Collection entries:
--------------------
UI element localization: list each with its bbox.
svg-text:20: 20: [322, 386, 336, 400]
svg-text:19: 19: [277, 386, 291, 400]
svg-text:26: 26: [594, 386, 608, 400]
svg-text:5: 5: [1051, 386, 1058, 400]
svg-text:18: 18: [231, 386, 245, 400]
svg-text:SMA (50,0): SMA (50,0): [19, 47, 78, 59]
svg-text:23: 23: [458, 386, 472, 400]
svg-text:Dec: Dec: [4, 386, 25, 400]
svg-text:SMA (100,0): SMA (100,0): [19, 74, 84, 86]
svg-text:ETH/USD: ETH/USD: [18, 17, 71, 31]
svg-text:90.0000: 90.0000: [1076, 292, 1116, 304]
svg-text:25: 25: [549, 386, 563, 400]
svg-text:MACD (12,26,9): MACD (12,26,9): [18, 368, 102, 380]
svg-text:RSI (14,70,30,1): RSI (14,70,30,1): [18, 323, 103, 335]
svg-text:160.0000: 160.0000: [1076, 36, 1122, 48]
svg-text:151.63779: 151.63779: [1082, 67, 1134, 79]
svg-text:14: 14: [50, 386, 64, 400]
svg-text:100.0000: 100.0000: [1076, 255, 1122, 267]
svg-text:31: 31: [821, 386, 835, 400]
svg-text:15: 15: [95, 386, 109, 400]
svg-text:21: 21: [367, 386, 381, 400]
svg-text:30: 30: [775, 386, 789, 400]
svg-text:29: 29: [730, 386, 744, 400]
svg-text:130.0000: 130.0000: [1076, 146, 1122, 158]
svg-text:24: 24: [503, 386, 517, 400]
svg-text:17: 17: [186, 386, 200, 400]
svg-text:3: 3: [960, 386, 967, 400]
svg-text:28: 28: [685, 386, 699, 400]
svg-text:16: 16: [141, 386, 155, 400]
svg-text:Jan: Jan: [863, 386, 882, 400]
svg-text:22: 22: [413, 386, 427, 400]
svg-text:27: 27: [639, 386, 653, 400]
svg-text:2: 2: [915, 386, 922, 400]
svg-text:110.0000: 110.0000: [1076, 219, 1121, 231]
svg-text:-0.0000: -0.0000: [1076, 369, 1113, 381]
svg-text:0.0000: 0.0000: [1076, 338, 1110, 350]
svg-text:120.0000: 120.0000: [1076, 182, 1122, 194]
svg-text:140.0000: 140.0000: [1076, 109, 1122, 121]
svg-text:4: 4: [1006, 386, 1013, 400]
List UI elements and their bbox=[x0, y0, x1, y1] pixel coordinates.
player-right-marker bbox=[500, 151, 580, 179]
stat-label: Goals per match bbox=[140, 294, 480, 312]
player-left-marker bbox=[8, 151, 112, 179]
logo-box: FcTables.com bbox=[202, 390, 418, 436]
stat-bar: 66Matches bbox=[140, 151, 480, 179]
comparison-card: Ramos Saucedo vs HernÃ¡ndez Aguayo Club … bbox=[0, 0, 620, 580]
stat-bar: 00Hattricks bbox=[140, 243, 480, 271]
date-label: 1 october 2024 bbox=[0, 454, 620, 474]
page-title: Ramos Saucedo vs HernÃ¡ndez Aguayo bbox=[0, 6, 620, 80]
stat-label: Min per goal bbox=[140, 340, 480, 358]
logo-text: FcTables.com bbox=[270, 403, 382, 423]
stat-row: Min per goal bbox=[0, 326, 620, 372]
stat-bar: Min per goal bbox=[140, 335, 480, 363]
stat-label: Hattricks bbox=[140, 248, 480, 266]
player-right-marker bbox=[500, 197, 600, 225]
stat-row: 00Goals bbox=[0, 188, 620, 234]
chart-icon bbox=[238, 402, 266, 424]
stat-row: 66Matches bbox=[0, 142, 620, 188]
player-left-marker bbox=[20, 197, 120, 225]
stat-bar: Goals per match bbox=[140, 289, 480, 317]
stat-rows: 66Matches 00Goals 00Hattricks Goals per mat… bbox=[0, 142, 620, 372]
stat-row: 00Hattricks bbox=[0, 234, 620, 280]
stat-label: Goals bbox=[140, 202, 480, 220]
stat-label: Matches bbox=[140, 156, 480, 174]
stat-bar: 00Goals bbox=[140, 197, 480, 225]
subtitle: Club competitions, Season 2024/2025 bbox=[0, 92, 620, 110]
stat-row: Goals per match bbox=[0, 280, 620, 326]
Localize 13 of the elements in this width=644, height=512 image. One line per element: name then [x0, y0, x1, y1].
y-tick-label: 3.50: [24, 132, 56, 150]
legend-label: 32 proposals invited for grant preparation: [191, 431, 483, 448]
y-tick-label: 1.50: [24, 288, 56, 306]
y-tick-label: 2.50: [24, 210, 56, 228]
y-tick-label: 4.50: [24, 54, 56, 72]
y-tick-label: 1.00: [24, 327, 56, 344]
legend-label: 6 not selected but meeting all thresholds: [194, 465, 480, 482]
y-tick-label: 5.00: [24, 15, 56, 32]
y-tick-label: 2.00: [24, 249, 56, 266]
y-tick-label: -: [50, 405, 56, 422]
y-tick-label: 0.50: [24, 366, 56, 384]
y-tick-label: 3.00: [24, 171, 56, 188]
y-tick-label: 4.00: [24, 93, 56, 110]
--------------------
Prompt: Reproduce every line of the material above verbatim, with no changes.

Exercise solution:
UI element localization: list each with its bbox.
svg-text:20: 20: [322, 386, 336, 400]
svg-text:19: 19: [277, 386, 291, 400]
svg-text:26: 26: [594, 386, 608, 400]
svg-text:5: 5: [1051, 386, 1058, 400]
svg-text:18: 18: [231, 386, 245, 400]
svg-text:SMA (50,0): SMA (50,0): [19, 47, 78, 59]
svg-text:23: 23: [458, 386, 472, 400]
svg-text:Dec: Dec: [4, 386, 25, 400]
svg-text:SMA (100,0): SMA (100,0): [19, 74, 84, 86]
svg-text:ETH/USD: ETH/USD: [18, 17, 71, 31]
svg-text:90.0000: 90.0000: [1076, 292, 1116, 304]
svg-text:25: 25: [549, 386, 563, 400]
svg-text:MACD (12,26,9): MACD (12,26,9): [18, 368, 102, 380]
svg-text:RSI (14,70,30,1): RSI (14,70,30,1): [18, 323, 103, 335]
svg-text:160.0000: 160.0000: [1076, 36, 1122, 48]
svg-text:151.63779: 151.63779: [1082, 67, 1134, 79]
svg-text:14: 14: [50, 386, 64, 400]
svg-text:100.0000: 100.0000: [1076, 255, 1122, 267]
svg-text:31: 31: [821, 386, 835, 400]
svg-text:15: 15: [95, 386, 109, 400]
svg-text:21: 21: [367, 386, 381, 400]
svg-text:30: 30: [775, 386, 789, 400]
svg-text:29: 29: [730, 386, 744, 400]
svg-text:130.0000: 130.0000: [1076, 146, 1122, 158]
svg-text:24: 24: [503, 386, 517, 400]
svg-text:17: 17: [186, 386, 200, 400]
svg-text:3: 3: [960, 386, 967, 400]
svg-text:28: 28: [685, 386, 699, 400]
svg-text:16: 16: [141, 386, 155, 400]
svg-text:Jan: Jan: [863, 386, 882, 400]
svg-text:22: 22: [413, 386, 427, 400]
svg-text:27: 27: [639, 386, 653, 400]
svg-text:2: 2: [915, 386, 922, 400]
svg-text:110.0000: 110.0000: [1076, 219, 1121, 231]
svg-text:-0.0000: -0.0000: [1076, 369, 1113, 381]
svg-text:0.0000: 0.0000: [1076, 338, 1110, 350]
svg-text:120.0000: 120.0000: [1076, 182, 1122, 194]
svg-text:140.0000: 140.0000: [1076, 109, 1122, 121]
svg-text:4: 4: [1006, 386, 1013, 400]
List UI elements and their bbox=[x0, y0, x1, y1] pixel coordinates.
player-right-marker bbox=[500, 151, 580, 179]
stat-label: Goals per match bbox=[140, 294, 480, 312]
player-left-marker bbox=[8, 151, 112, 179]
logo-box: FcTables.com bbox=[202, 390, 418, 436]
stat-bar: 66Matches bbox=[140, 151, 480, 179]
comparison-card: Ramos Saucedo vs HernÃ¡ndez Aguayo Club … bbox=[0, 0, 620, 580]
stat-bar: 00Hattricks bbox=[140, 243, 480, 271]
date-label: 1 october 2024 bbox=[0, 454, 620, 474]
page-title: Ramos Saucedo vs HernÃ¡ndez Aguayo bbox=[0, 6, 620, 80]
stat-label: Min per goal bbox=[140, 340, 480, 358]
logo-text: FcTables.com bbox=[270, 403, 382, 423]
stat-row: Min per goal bbox=[0, 326, 620, 372]
stat-bar: Min per goal bbox=[140, 335, 480, 363]
stat-label: Hattricks bbox=[140, 248, 480, 266]
player-right-marker bbox=[500, 197, 600, 225]
stat-row: 00Goals bbox=[0, 188, 620, 234]
chart-icon bbox=[238, 402, 266, 424]
stat-row: 66Matches bbox=[0, 142, 620, 188]
player-left-marker bbox=[20, 197, 120, 225]
stat-bar: Goals per match bbox=[140, 289, 480, 317]
stat-rows: 66Matches 00Goals 00Hattricks Goals per mat… bbox=[0, 142, 620, 372]
stat-row: 00Hattricks bbox=[0, 234, 620, 280]
stat-label: Goals bbox=[140, 202, 480, 220]
stat-label: Matches bbox=[140, 156, 480, 174]
stat-bar: 00Goals bbox=[140, 197, 480, 225]
subtitle: Club competitions, Season 2024/2025 bbox=[0, 92, 620, 110]
stat-row: Goals per match bbox=[0, 280, 620, 326]
Localize 13 of the elements in this width=644, height=512 image. One line per element: name then [x0, y0, x1, y1].
y-tick-label: 3.50: [24, 132, 56, 150]
legend-label: 32 proposals invited for grant preparation: [191, 431, 483, 448]
y-tick-label: 1.50: [24, 288, 56, 306]
y-tick-label: 2.50: [24, 210, 56, 228]
y-tick-label: 4.50: [24, 54, 56, 72]
y-tick-label: 1.00: [24, 327, 56, 344]
legend-label: 6 not selected but meeting all thresholds: [194, 465, 480, 482]
y-tick-label: 5.00: [24, 15, 56, 32]
y-tick-label: 2.00: [24, 249, 56, 266]
y-tick-label: -: [50, 405, 56, 422]
y-tick-label: 0.50: [24, 366, 56, 384]
y-tick-label: 3.00: [24, 171, 56, 188]
y-tick-label: 4.00: [24, 93, 56, 110]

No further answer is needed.